> _WHAT YOU WILL DO_
How many lines of the records hold the string "during"? Reply with the number alone.

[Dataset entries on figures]
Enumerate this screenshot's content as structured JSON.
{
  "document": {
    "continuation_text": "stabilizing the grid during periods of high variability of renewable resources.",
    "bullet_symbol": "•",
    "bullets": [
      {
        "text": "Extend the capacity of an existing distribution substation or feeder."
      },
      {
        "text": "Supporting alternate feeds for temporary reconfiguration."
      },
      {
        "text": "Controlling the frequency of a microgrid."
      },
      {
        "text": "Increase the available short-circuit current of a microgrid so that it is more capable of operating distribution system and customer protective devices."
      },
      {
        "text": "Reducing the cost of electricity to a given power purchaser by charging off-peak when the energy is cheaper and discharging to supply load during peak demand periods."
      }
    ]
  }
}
==
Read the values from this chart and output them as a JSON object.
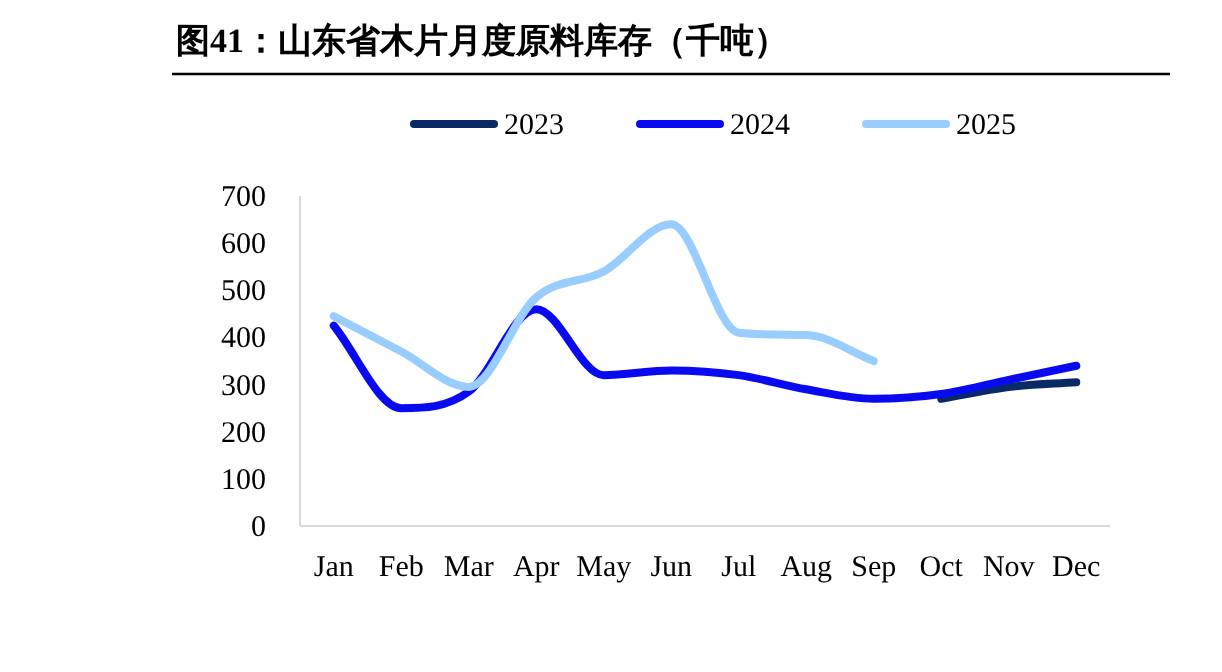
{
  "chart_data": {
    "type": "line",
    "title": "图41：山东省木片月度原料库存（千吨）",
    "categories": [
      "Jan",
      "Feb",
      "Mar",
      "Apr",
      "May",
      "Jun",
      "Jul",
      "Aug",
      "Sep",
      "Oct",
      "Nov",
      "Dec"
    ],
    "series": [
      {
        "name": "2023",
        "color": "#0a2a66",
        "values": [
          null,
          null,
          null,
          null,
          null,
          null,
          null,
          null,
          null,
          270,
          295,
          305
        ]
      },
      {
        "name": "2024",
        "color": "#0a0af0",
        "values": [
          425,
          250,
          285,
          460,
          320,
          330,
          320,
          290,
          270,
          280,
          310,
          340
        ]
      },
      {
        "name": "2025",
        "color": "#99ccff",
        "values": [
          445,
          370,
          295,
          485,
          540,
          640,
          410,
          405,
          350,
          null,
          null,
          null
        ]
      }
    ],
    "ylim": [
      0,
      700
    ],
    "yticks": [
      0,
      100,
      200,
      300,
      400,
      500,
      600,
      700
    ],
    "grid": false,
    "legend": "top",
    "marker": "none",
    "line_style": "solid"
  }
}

> _THE OUTPUT_
2